**Challenge:** Below are records. Count every line containing the word "document" and give the number alone.

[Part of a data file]
•••••
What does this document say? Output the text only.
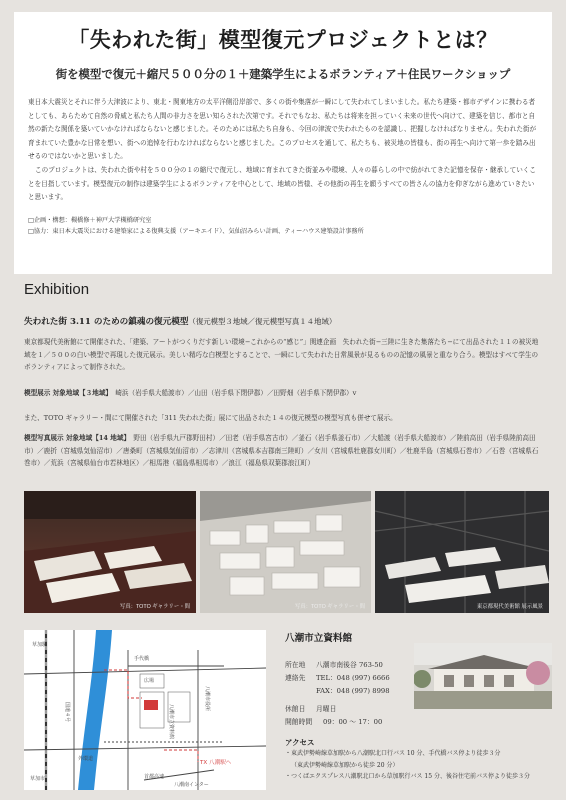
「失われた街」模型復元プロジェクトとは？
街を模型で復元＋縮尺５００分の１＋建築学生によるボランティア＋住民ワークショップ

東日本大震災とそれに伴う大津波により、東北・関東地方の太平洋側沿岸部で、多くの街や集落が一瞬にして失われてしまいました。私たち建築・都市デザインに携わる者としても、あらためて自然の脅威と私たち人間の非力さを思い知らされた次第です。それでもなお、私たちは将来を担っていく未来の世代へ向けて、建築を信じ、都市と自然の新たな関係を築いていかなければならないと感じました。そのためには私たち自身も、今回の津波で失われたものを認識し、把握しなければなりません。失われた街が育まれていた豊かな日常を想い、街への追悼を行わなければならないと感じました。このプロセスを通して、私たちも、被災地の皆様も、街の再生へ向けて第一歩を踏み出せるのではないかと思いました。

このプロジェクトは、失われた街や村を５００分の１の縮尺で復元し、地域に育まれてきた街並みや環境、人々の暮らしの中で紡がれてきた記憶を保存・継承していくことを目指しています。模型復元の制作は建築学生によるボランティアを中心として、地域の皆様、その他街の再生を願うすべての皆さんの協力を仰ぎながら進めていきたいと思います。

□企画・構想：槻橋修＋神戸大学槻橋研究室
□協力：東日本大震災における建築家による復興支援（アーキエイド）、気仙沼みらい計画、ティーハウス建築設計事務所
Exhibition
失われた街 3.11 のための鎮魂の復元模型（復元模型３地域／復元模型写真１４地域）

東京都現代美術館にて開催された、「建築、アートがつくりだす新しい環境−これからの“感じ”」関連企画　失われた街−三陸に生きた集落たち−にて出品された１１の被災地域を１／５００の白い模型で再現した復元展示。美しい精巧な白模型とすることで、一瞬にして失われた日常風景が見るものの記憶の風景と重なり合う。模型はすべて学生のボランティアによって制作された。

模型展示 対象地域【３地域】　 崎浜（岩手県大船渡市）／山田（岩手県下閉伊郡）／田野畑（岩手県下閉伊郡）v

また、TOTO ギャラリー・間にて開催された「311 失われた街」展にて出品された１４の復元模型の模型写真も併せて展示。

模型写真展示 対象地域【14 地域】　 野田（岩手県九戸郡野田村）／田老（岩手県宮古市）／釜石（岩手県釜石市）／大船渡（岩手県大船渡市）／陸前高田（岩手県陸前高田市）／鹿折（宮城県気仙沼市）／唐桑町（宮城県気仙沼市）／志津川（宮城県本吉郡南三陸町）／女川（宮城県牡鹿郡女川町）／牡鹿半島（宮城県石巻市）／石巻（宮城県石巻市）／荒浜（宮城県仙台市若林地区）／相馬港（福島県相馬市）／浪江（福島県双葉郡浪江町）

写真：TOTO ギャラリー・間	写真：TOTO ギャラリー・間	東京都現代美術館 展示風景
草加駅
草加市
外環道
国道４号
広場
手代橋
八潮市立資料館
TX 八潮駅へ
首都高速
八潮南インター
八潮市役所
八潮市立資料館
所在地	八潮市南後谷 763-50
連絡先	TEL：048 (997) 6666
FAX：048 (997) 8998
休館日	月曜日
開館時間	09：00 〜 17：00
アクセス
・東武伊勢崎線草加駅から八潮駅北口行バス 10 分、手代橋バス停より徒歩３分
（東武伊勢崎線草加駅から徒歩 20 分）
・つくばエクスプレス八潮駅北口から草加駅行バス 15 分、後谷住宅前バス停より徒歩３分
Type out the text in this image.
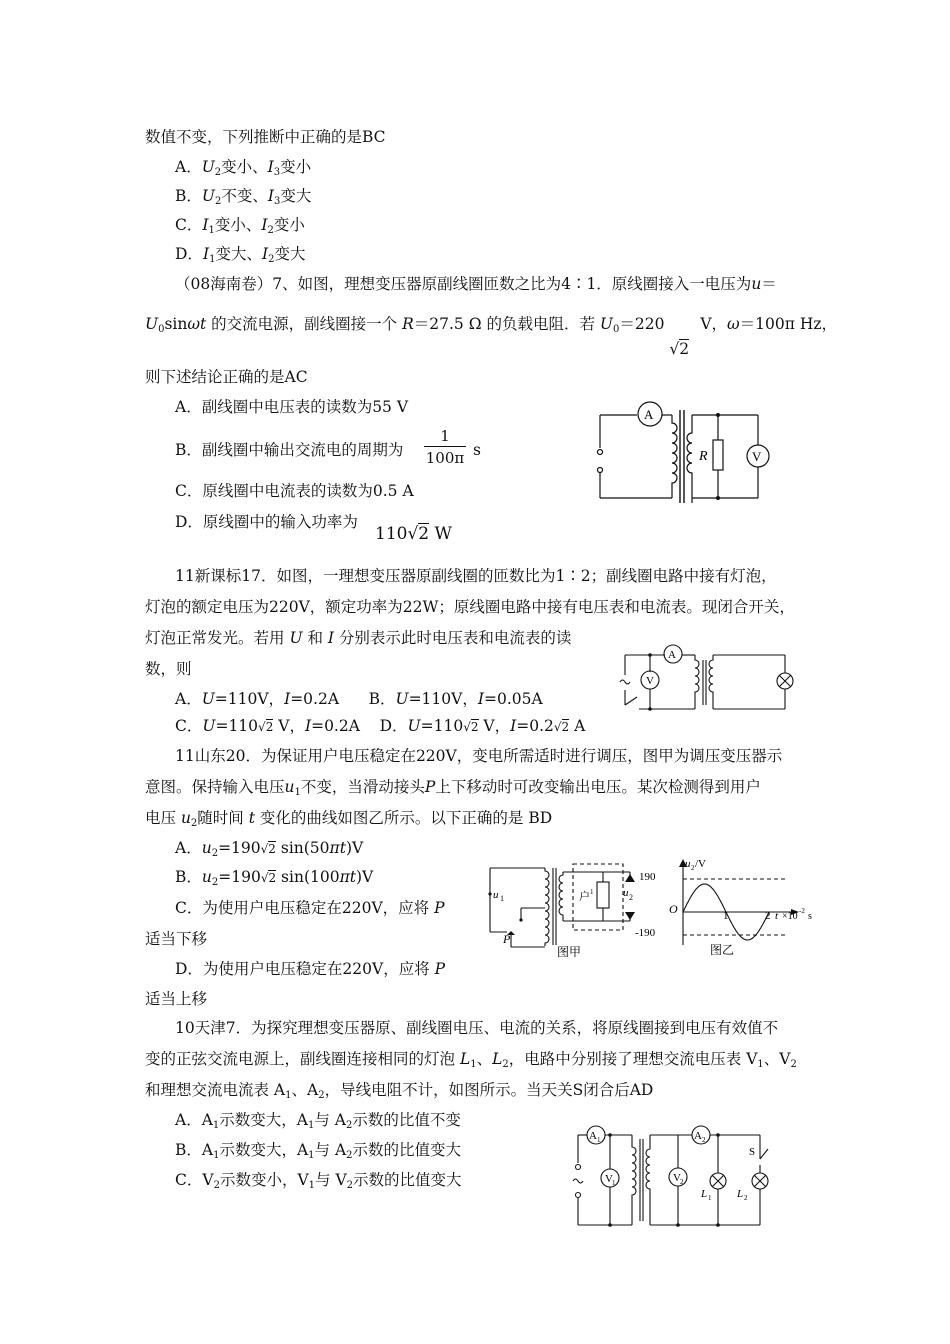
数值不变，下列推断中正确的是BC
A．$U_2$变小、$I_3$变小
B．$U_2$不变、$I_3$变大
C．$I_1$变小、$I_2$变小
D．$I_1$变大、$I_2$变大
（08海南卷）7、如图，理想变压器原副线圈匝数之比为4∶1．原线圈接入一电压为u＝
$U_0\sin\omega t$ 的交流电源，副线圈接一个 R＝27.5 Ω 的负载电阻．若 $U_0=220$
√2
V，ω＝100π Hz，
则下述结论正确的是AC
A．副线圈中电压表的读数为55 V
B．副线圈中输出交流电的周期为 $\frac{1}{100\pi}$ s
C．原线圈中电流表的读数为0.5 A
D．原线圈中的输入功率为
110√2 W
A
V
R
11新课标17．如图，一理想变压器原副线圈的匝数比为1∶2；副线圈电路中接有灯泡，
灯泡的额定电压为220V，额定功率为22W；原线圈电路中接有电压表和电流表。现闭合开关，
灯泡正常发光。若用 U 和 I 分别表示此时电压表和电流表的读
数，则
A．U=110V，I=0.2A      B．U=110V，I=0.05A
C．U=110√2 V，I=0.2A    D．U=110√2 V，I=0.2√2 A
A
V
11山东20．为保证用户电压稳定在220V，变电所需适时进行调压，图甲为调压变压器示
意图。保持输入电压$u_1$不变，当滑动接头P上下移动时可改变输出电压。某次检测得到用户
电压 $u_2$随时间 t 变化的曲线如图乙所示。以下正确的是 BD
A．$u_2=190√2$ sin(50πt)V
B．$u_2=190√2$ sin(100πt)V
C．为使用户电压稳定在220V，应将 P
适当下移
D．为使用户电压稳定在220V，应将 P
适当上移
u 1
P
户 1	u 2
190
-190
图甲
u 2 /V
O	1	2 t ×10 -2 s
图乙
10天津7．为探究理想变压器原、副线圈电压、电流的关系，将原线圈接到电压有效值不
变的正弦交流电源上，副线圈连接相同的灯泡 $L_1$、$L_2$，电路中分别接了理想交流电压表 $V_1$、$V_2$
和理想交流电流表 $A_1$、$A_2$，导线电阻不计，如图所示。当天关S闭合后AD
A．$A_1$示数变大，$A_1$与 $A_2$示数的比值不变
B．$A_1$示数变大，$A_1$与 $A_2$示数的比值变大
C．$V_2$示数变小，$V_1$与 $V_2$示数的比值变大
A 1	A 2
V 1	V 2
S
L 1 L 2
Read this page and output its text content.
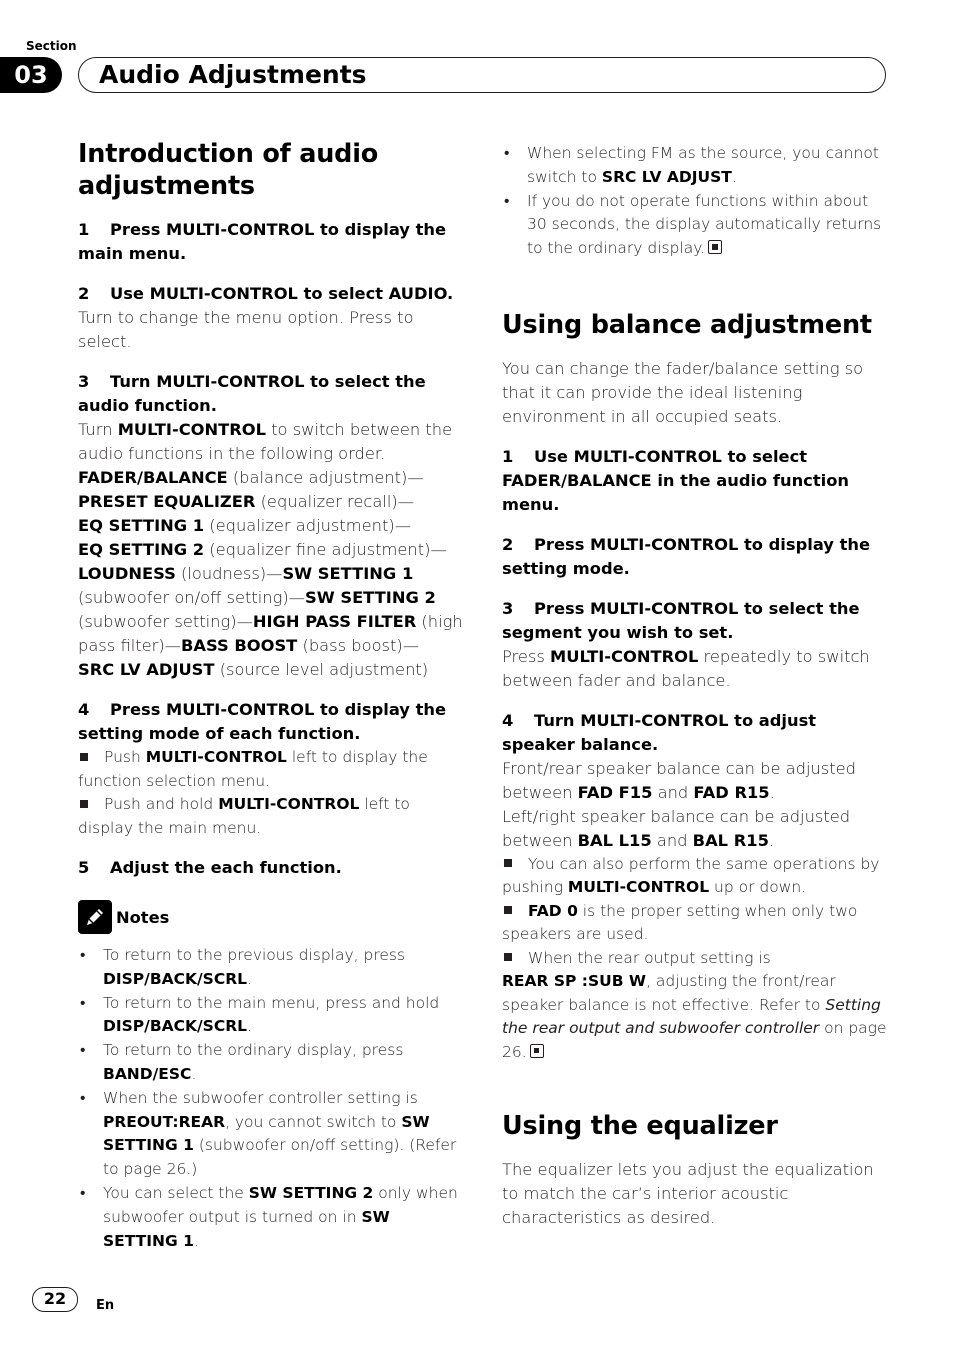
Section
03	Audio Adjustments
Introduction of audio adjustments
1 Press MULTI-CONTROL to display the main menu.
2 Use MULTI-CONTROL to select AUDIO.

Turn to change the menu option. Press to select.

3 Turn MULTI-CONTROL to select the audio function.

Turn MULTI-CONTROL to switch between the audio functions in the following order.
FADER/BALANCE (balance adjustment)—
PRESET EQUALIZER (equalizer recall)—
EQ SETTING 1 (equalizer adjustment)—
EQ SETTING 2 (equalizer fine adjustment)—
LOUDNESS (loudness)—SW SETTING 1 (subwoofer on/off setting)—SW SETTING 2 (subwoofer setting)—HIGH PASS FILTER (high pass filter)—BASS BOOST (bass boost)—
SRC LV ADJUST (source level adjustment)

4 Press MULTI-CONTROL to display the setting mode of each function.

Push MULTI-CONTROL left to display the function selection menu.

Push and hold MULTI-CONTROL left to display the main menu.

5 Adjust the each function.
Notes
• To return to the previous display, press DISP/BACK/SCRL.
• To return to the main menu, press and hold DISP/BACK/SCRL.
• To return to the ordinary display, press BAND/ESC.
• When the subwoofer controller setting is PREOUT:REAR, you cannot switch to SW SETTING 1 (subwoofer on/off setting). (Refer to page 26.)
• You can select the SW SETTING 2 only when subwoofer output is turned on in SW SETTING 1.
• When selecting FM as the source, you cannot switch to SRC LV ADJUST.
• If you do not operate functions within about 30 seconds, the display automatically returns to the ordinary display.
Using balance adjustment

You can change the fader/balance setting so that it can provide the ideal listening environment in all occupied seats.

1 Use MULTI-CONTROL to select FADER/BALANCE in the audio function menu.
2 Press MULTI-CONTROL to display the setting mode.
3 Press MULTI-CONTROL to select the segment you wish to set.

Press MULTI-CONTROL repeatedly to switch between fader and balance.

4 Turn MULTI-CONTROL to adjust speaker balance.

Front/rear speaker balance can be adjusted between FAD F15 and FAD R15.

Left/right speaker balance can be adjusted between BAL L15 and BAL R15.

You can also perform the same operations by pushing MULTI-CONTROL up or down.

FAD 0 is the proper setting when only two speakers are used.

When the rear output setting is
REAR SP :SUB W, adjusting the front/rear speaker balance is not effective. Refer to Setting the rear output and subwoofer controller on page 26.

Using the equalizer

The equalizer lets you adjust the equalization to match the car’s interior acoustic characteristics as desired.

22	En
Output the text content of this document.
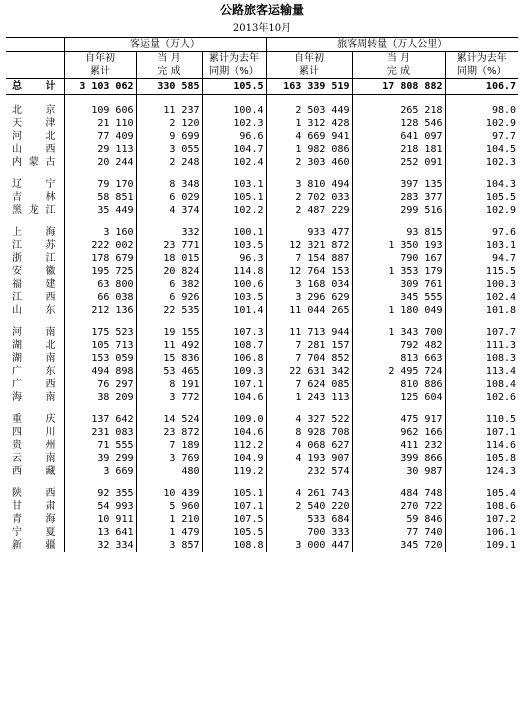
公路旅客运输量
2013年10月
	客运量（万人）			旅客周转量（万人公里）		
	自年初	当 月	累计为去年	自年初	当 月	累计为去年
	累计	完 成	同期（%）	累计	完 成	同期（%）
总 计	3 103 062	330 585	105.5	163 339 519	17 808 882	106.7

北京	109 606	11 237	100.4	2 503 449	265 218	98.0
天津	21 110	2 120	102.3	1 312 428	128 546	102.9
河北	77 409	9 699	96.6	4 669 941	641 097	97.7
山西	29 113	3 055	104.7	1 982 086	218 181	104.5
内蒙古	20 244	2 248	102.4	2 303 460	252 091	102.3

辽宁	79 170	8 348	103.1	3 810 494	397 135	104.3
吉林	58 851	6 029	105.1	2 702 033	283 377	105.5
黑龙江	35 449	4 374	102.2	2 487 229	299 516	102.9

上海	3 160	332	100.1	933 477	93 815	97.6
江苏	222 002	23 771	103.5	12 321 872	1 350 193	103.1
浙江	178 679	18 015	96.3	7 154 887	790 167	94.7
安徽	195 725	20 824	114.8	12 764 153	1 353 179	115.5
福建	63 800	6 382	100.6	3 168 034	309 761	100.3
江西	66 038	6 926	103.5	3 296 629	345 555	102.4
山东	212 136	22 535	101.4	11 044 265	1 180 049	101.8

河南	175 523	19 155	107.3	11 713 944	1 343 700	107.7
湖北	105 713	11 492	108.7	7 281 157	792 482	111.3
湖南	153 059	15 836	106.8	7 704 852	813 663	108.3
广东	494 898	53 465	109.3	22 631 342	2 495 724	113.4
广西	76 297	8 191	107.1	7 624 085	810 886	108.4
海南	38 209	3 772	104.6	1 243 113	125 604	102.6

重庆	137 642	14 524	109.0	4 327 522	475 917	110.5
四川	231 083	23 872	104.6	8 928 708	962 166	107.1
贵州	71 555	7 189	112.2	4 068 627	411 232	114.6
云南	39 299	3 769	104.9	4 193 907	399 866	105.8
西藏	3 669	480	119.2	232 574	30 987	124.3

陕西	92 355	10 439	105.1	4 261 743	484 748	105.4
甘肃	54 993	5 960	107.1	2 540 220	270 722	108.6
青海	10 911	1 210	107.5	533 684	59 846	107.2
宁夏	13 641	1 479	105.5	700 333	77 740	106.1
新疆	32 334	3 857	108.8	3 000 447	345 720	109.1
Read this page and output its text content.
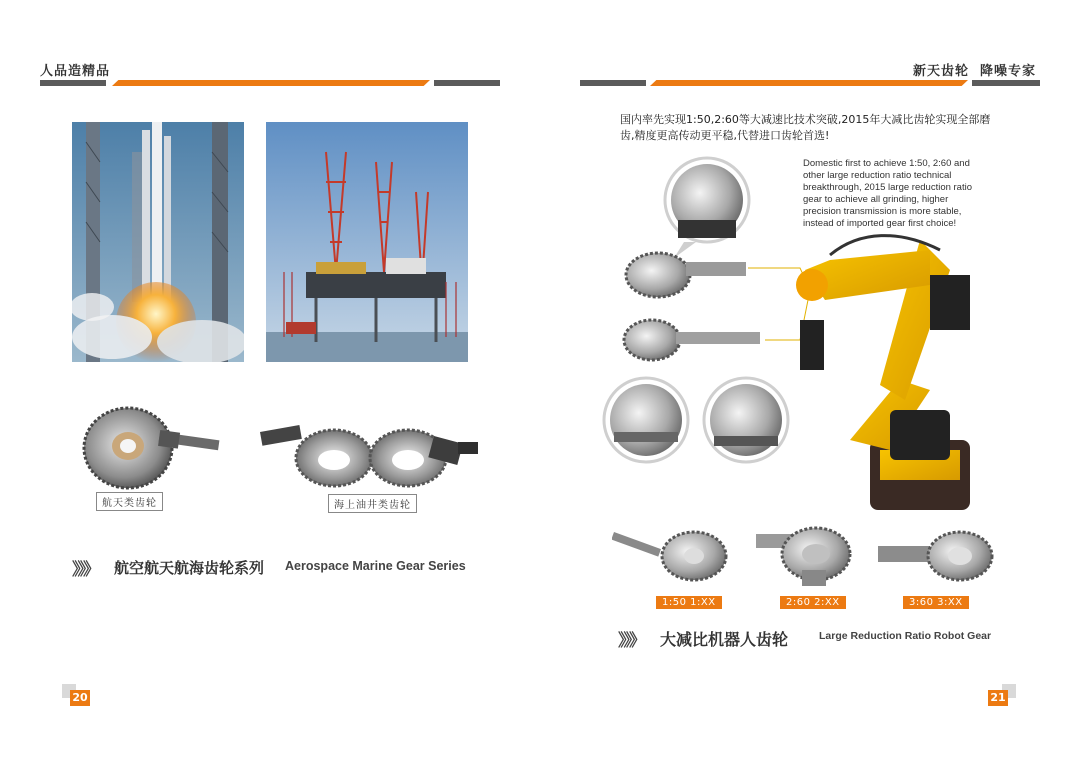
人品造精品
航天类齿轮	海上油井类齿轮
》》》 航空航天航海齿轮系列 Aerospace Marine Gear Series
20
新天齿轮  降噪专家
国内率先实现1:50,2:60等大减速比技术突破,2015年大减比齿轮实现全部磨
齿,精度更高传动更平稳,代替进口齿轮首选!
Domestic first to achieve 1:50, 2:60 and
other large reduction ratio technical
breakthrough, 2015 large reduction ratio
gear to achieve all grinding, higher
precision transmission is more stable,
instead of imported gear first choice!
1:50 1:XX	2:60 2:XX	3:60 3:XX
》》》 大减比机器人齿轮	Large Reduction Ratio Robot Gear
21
•••••
**Solved exercise:** 2